**Aim:** Your task is to repeat the listing exactly.
**********
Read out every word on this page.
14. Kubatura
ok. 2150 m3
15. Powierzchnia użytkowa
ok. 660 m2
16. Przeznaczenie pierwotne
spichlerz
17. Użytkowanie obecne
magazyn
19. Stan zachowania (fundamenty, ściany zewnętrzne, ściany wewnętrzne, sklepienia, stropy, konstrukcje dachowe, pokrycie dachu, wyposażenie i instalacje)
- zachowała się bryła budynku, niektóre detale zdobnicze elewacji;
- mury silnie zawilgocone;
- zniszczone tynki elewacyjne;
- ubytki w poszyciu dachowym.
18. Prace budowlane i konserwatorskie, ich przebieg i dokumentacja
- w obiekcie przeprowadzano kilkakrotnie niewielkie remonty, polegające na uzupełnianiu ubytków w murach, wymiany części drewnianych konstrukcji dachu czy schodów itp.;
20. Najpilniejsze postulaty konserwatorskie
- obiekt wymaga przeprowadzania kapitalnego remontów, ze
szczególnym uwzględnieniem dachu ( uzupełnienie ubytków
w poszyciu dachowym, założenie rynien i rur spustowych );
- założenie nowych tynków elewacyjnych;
**********
**The result:**
Read out every word on this page.
14. Kubatura
ok. 2150 m3
15. Powierzchnia użytkowa
ok. 660 m2
16. Przeznaczenie pierwotne
spichlerz
17. Użytkowanie obecne
magazyn
19. Stan zachowania (fundamenty, ściany zewnętrzne, ściany wewnętrzne, sklepienia, stropy, konstrukcje dachowe, pokrycie dachu, wyposażenie i instalacje)
- zachowała się bryła budynku, niektóre detale zdobnicze elewacji;
- mury silnie zawilgocone;
- zniszczone tynki elewacyjne;
- ubytki w poszyciu dachowym.
18. Prace budowlane i konserwatorskie, ich przebieg i dokumentacja
- w obiekcie przeprowadzano kilkakrotnie niewielkie remonty, polegające na uzupełnianiu ubytków w murach, wymiany części drewnianych konstrukcji dachu czy schodów itp.;
20. Najpilniejsze postulaty konserwatorskie
- obiekt wymaga przeprowadzania kapitalnego remontów, ze
szczególnym uwzględnieniem dachu ( uzupełnienie ubytków
w poszyciu dachowym, założenie rynien i rur spustowych );
- założenie nowych tynków elewacyjnych;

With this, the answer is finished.